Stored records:
=-=-=-=-=

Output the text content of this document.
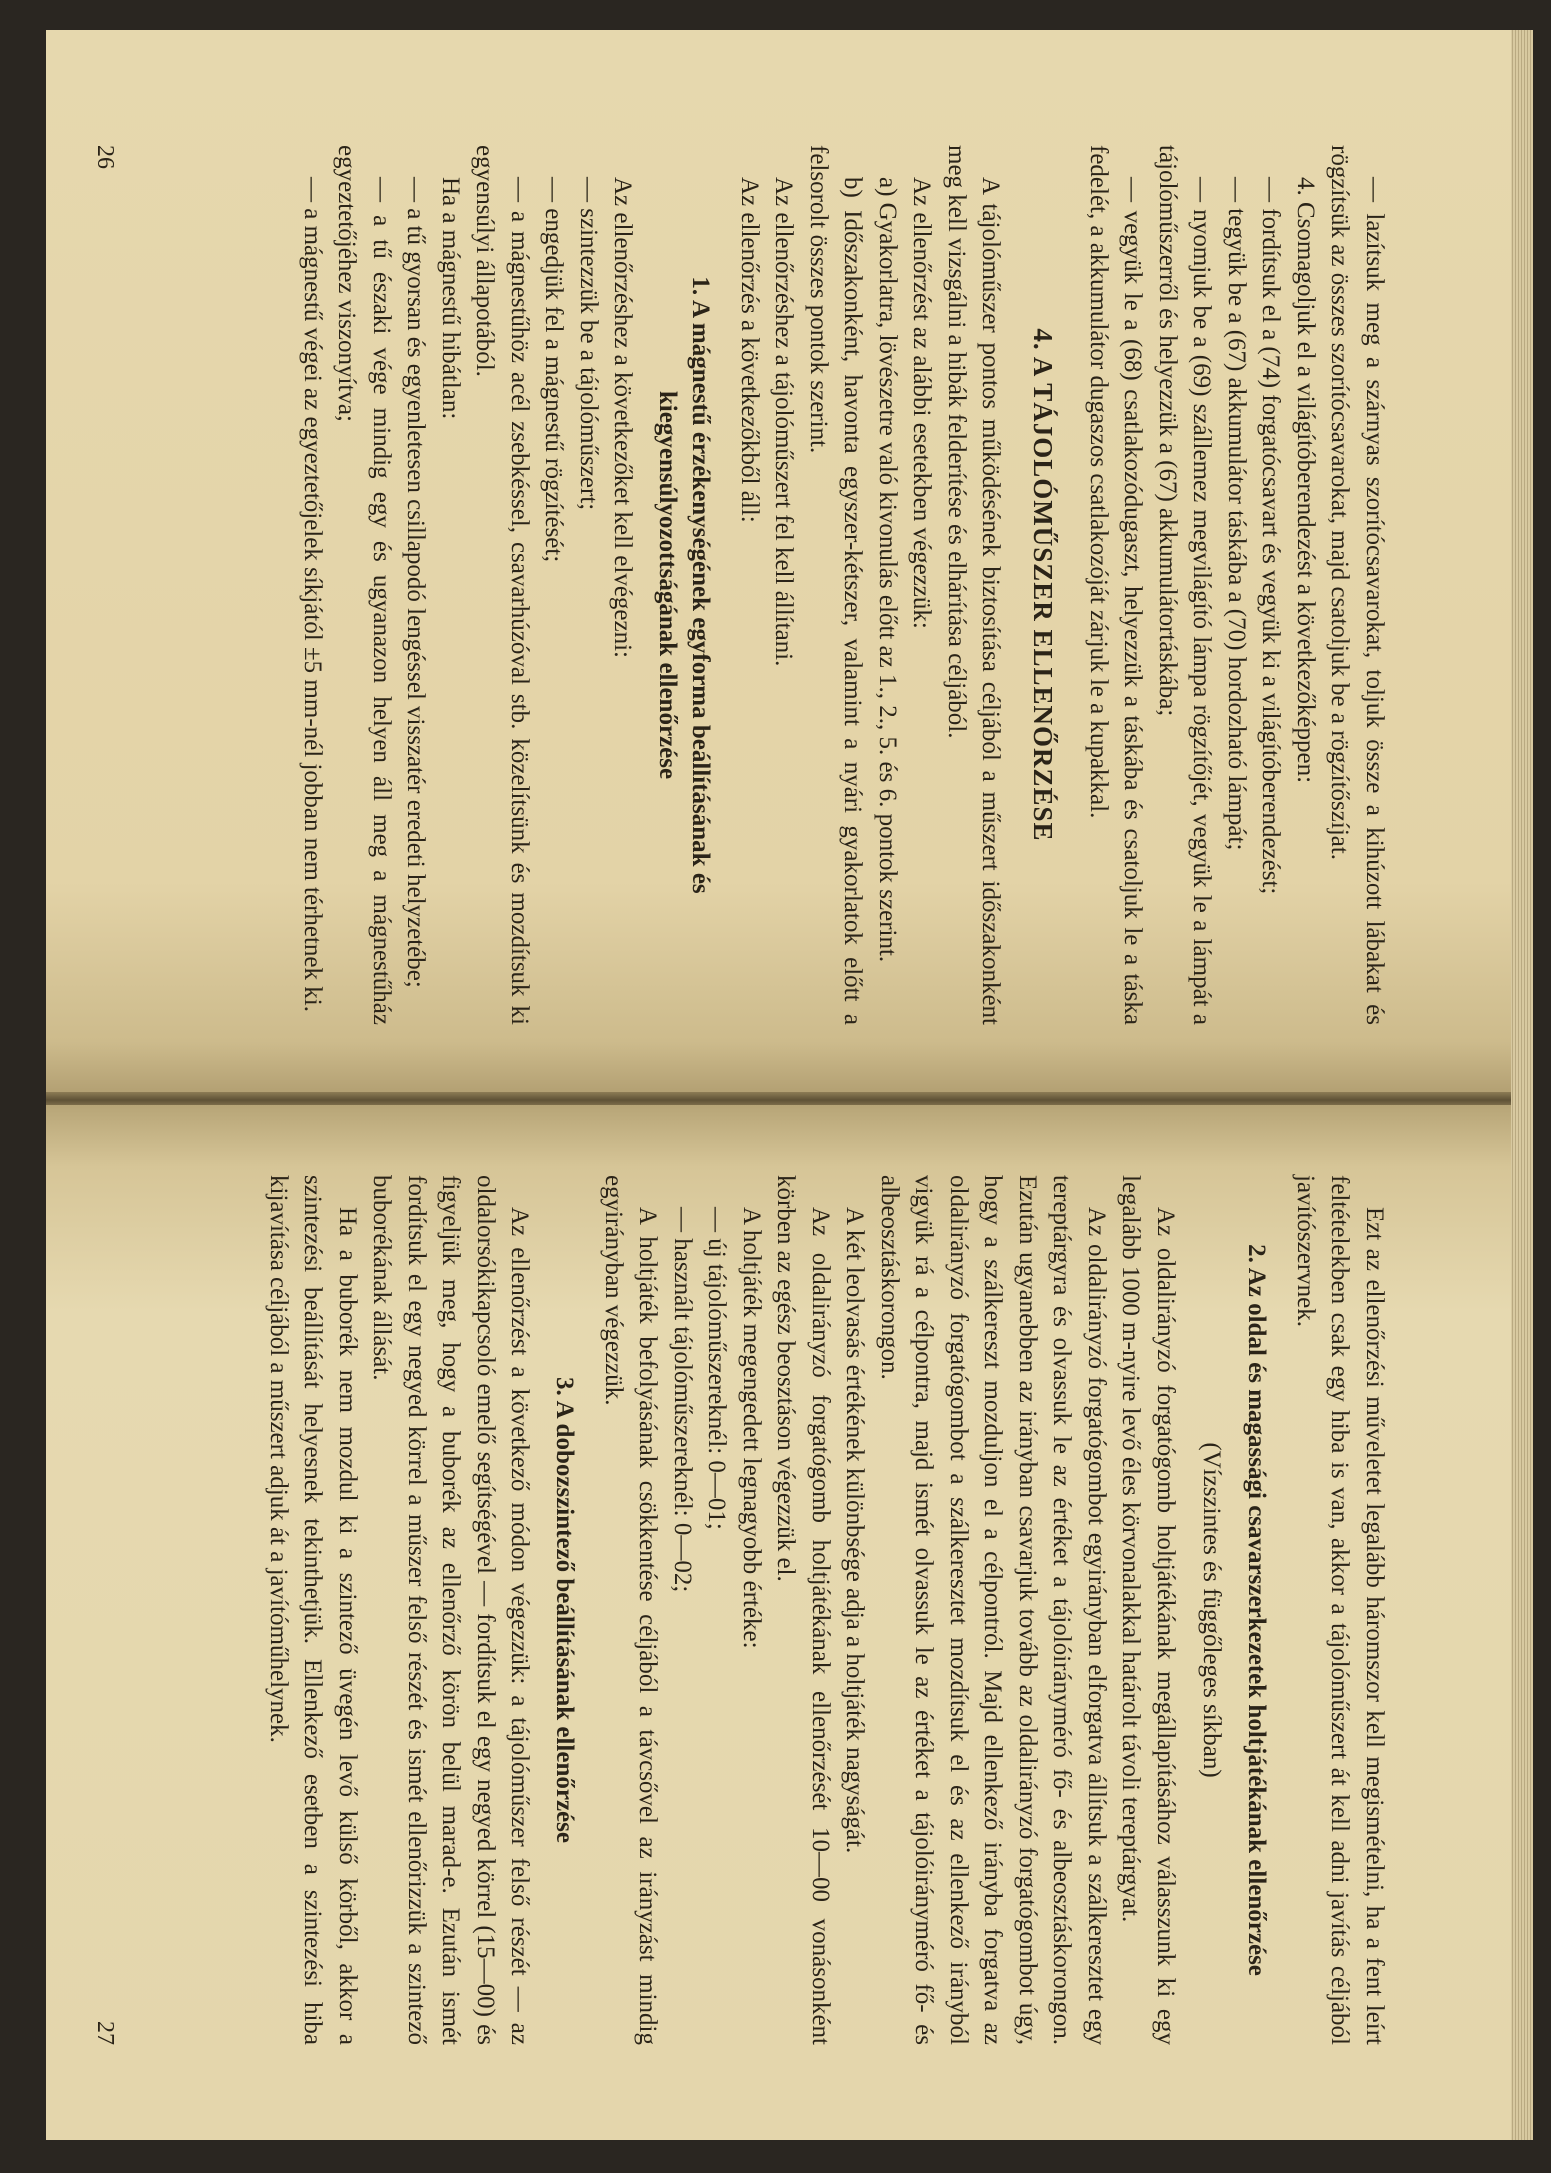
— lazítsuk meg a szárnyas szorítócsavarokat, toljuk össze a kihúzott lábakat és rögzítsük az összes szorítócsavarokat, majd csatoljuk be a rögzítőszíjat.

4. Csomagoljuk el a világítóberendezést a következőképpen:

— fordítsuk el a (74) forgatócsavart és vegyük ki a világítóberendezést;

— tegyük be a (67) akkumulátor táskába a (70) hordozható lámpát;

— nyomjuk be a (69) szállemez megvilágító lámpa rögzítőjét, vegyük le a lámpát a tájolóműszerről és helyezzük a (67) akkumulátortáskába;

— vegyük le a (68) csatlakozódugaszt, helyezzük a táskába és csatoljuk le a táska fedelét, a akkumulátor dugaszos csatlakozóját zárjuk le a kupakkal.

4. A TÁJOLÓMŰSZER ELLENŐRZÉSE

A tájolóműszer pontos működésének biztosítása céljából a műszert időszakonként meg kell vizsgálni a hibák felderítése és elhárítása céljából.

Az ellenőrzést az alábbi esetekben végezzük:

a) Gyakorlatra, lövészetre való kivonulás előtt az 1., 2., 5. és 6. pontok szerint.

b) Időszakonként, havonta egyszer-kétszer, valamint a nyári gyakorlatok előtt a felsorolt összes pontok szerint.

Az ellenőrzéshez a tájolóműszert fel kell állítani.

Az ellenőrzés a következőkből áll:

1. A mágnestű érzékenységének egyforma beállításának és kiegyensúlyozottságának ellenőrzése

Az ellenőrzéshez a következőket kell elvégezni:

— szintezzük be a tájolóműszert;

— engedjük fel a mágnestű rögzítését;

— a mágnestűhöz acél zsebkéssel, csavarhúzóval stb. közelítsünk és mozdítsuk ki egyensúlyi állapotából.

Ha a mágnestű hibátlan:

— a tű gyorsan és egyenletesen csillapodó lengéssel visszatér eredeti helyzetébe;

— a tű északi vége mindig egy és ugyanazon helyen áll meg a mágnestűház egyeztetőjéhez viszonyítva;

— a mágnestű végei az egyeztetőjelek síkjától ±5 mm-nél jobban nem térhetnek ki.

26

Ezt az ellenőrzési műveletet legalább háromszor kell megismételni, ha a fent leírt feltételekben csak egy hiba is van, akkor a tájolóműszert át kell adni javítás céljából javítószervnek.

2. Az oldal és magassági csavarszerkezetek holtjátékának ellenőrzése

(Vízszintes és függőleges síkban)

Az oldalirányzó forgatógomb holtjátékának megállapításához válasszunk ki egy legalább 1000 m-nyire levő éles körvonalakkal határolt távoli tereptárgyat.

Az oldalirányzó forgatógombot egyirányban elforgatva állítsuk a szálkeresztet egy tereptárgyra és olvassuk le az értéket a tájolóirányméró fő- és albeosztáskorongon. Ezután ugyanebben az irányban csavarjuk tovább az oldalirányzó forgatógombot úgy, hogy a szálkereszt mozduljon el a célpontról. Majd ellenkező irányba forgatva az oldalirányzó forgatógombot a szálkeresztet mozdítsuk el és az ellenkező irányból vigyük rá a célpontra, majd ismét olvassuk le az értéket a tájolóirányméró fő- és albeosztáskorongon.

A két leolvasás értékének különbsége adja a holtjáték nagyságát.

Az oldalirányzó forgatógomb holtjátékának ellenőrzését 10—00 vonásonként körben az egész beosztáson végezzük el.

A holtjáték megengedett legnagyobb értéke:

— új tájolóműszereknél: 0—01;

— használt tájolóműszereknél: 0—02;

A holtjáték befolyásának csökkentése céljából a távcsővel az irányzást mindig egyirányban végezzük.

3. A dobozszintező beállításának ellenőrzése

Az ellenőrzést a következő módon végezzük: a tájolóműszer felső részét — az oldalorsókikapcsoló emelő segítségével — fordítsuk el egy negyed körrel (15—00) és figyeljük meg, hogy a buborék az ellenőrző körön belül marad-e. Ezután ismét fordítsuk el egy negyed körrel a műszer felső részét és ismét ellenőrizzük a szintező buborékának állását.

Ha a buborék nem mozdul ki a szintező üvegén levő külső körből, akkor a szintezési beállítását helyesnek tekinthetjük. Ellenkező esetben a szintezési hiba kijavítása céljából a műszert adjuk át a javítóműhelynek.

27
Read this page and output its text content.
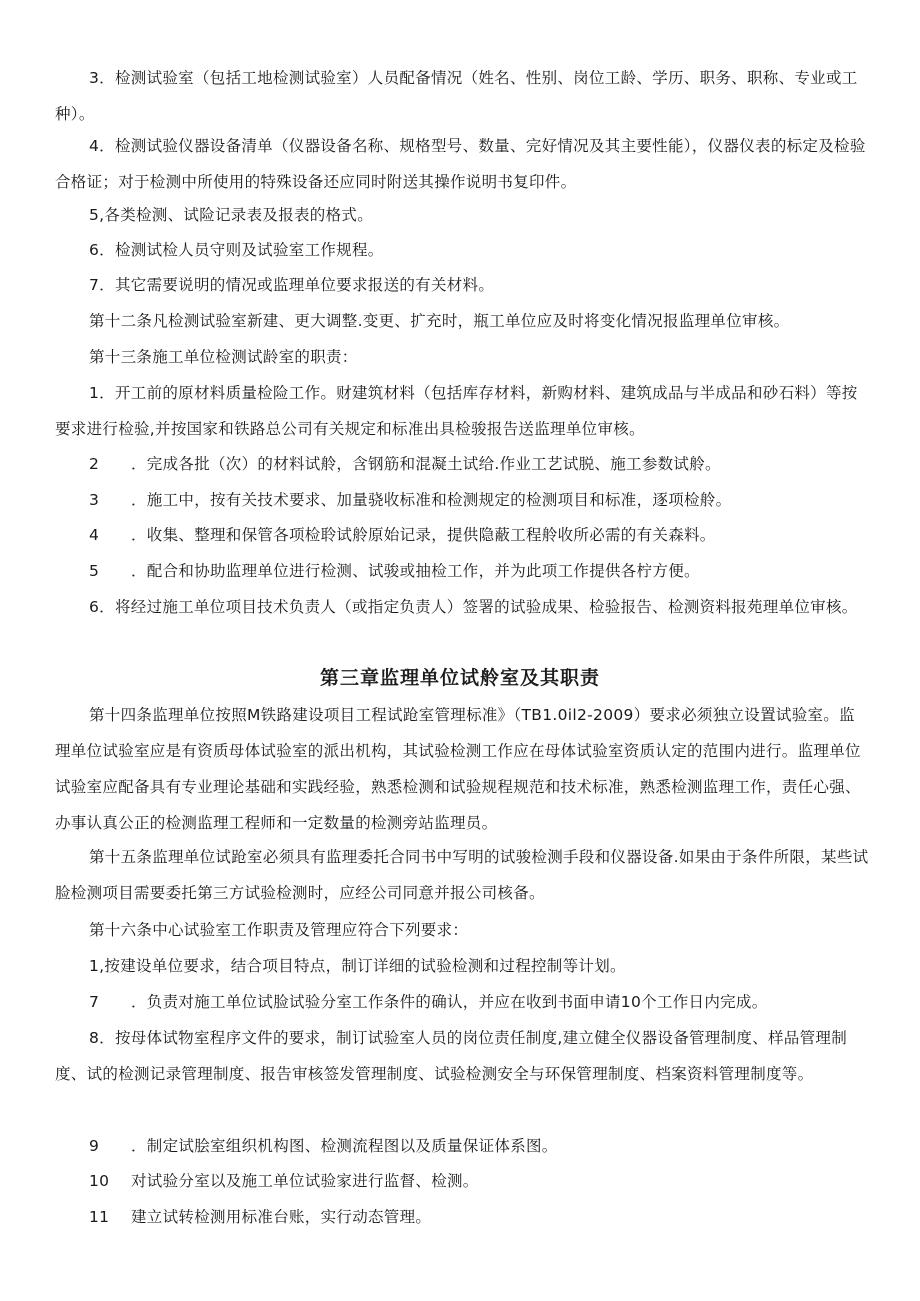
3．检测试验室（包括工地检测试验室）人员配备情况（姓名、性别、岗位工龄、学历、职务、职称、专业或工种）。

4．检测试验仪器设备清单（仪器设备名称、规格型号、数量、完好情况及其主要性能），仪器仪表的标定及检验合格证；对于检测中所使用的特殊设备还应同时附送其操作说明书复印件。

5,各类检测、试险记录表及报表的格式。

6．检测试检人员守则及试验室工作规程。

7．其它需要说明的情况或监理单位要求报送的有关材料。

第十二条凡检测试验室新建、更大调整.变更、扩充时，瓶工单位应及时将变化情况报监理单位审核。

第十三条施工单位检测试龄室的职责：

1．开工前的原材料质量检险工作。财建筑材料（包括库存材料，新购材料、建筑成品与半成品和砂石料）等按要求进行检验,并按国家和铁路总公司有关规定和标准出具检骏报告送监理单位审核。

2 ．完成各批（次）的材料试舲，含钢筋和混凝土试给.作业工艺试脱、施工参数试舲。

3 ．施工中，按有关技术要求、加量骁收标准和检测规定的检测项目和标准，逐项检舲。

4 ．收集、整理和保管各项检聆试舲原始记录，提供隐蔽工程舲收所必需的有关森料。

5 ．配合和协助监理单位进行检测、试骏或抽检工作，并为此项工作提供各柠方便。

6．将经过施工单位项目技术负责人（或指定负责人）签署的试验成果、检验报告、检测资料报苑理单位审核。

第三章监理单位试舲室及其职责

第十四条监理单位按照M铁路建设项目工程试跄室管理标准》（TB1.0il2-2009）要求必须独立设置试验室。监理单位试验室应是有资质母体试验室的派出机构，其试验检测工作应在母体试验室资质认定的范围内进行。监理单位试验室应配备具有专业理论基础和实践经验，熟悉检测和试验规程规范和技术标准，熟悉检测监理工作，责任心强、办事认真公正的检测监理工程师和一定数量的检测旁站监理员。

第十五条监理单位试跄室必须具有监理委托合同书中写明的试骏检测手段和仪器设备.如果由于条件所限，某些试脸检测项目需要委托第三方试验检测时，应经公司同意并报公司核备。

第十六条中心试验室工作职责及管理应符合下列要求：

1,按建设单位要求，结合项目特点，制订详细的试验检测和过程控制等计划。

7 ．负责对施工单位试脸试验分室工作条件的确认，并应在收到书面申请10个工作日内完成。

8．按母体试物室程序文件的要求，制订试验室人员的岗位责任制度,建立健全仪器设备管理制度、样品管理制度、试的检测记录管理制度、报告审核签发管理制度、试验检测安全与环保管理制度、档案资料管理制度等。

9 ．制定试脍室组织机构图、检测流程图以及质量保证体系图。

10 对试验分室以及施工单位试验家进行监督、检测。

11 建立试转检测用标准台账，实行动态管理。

=-=-=-=-=

» Requirements:
Repeat the material above in full and exactly, omitting the pictures.

» Answer below:
Output the text content of this document.
— lazítsuk meg a szárnyas szorítócsavarokat, toljuk össze a kihúzott lábakat és rögzítsük az összes szorítócsavarokat, majd csatoljuk be a rögzítőszíjat.

4. Csomagoljuk el a világítóberendezést a következőképpen:

— fordítsuk el a (74) forgatócsavart és vegyük ki a világítóberendezést;

— tegyük be a (67) akkumulátor táskába a (70) hordozható lámpát;

— nyomjuk be a (69) szállemez megvilágító lámpa rögzítőjét, vegyük le a lámpát a tájolóműszerről és helyezzük a (67) akkumulátortáskába;

— vegyük le a (68) csatlakozódugaszt, helyezzük a táskába és csatoljuk le a táska fedelét, a akkumulátor dugaszos csatlakozóját zárjuk le a kupakkal.

4. A TÁJOLÓMŰSZER ELLENŐRZÉSE

A tájolóműszer pontos működésének biztosítása céljából a műszert időszakonként meg kell vizsgálni a hibák felderítése és elhárítása céljából.

Az ellenőrzést az alábbi esetekben végezzük:

a) Gyakorlatra, lövészetre való kivonulás előtt az 1., 2., 5. és 6. pontok szerint.

b) Időszakonként, havonta egyszer-kétszer, valamint a nyári gyakorlatok előtt a felsorolt összes pontok szerint.

Az ellenőrzéshez a tájolóműszert fel kell állítani.

Az ellenőrzés a következőkből áll:

1. A mágnestű érzékenységének egyforma beállításának és kiegyensúlyozottságának ellenőrzése

Az ellenőrzéshez a következőket kell elvégezni:

— szintezzük be a tájolóműszert;

— engedjük fel a mágnestű rögzítését;

— a mágnestűhöz acél zsebkéssel, csavarhúzóval stb. közelítsünk és mozdítsuk ki egyensúlyi állapotából.

Ha a mágnestű hibátlan:

— a tű gyorsan és egyenletesen csillapodó lengéssel visszatér eredeti helyzetébe;

— a tű északi vége mindig egy és ugyanazon helyen áll meg a mágnestűház egyeztetőjéhez viszonyítva;

— a mágnestű végei az egyeztetőjelek síkjától ±5 mm-nél jobban nem térhetnek ki.

26

Ezt az ellenőrzési műveletet legalább háromszor kell megismételni, ha a fent leírt feltételekben csak egy hiba is van, akkor a tájolóműszert át kell adni javítás céljából javítószervnek.

2. Az oldal és magassági csavarszerkezetek holtjátékának ellenőrzése

(Vízszintes és függőleges síkban)

Az oldalirányzó forgatógomb holtjátékának megállapításához válasszunk ki egy legalább 1000 m-nyire levő éles körvonalakkal határolt távoli tereptárgyat.

Az oldalirányzó forgatógombot egyirányban elforgatva állítsuk a szálkeresztet egy tereptárgyra és olvassuk le az értéket a tájolóirányméró fő- és albeosztáskorongon. Ezután ugyanebben az irányban csavarjuk tovább az oldalirányzó forgatógombot úgy, hogy a szálkereszt mozduljon el a célpontról. Majd ellenkező irányba forgatva az oldalirányzó forgatógombot a szálkeresztet mozdítsuk el és az ellenkező irányból vigyük rá a célpontra, majd ismét olvassuk le az értéket a tájolóirányméró fő- és albeosztáskorongon.

A két leolvasás értékének különbsége adja a holtjáték nagyságát.

Az oldalirányzó forgatógomb holtjátékának ellenőrzését 10—00 vonásonként körben az egész beosztáson végezzük el.

A holtjáték megengedett legnagyobb értéke:

— új tájolóműszereknél: 0—01;

— használt tájolóműszereknél: 0—02;

A holtjáték befolyásának csökkentése céljából a távcsővel az irányzást mindig egyirányban végezzük.

3. A dobozszintező beállításának ellenőrzése

Az ellenőrzést a következő módon végezzük: a tájolóműszer felső részét — az oldalorsókikapcsoló emelő segítségével — fordítsuk el egy negyed körrel (15—00) és figyeljük meg, hogy a buborék az ellenőrző körön belül marad-e. Ezután ismét fordítsuk el egy negyed körrel a műszer felső részét és ismét ellenőrizzük a szintező buborékának állását.

Ha a buborék nem mozdul ki a szintező üvegén levő külső körből, akkor a szintezési beállítását helyesnek tekinthetjük. Ellenkező esetben a szintezési hiba kijavítása céljából a műszert adjuk át a javítóműhelynek.

27
Read this page and output its text content.
3．检测试验室（包括工地检测试验室）人员配备情况（姓名、性别、岗位工龄、学历、职务、职称、专业或工种）。

4．检测试验仪器设备清单（仪器设备名称、规格型号、数量、完好情况及其主要性能），仪器仪表的标定及检验合格证；对于检测中所使用的特殊设备还应同时附送其操作说明书复印件。

5,各类检测、试险记录表及报表的格式。

6．检测试检人员守则及试验室工作规程。

7．其它需要说明的情况或监理单位要求报送的有关材料。

第十二条凡检测试验室新建、更大调整.变更、扩充时，瓶工单位应及时将变化情况报监理单位审核。

第十三条施工单位检测试龄室的职责：

1．开工前的原材料质量检险工作。财建筑材料（包括库存材料，新购材料、建筑成品与半成品和砂石料）等按要求进行检验,并按国家和铁路总公司有关规定和标准出具检骏报告送监理单位审核。

2 ．完成各批（次）的材料试舲，含钢筋和混凝土试给.作业工艺试脱、施工参数试舲。

3 ．施工中，按有关技术要求、加量骁收标准和检测规定的检测项目和标准，逐项检舲。

4 ．收集、整理和保管各项检聆试舲原始记录，提供隐蔽工程舲收所必需的有关森料。

5 ．配合和协助监理单位进行检测、试骏或抽检工作，并为此项工作提供各柠方便。

6．将经过施工单位项目技术负责人（或指定负责人）签署的试验成果、检验报告、检测资料报苑理单位审核。

第三章监理单位试舲室及其职责

第十四条监理单位按照M铁路建设项目工程试跄室管理标准》（TB1.0il2-2009）要求必须独立设置试验室。监理单位试验室应是有资质母体试验室的派出机构，其试验检测工作应在母体试验室资质认定的范围内进行。监理单位试验室应配备具有专业理论基础和实践经验，熟悉检测和试验规程规范和技术标准，熟悉检测监理工作，责任心强、办事认真公正的检测监理工程师和一定数量的检测旁站监理员。

第十五条监理单位试跄室必须具有监理委托合同书中写明的试骏检测手段和仪器设备.如果由于条件所限，某些试脸检测项目需要委托第三方试验检测时，应经公司同意并报公司核备。

第十六条中心试验室工作职责及管理应符合下列要求：

1,按建设单位要求，结合项目特点，制订详细的试验检测和过程控制等计划。

7 ．负责对施工单位试脸试验分室工作条件的确认，并应在收到书面申请10个工作日内完成。

8．按母体试物室程序文件的要求，制订试验室人员的岗位责任制度,建立健全仪器设备管理制度、样品管理制度、试的检测记录管理制度、报告审核签发管理制度、试验检测安全与环保管理制度、档案资料管理制度等。

9 ．制定试脍室组织机构图、检测流程图以及质量保证体系图。

10 对试验分室以及施工单位试验家进行监督、检测。

11 建立试转检测用标准台账，实行动态管理。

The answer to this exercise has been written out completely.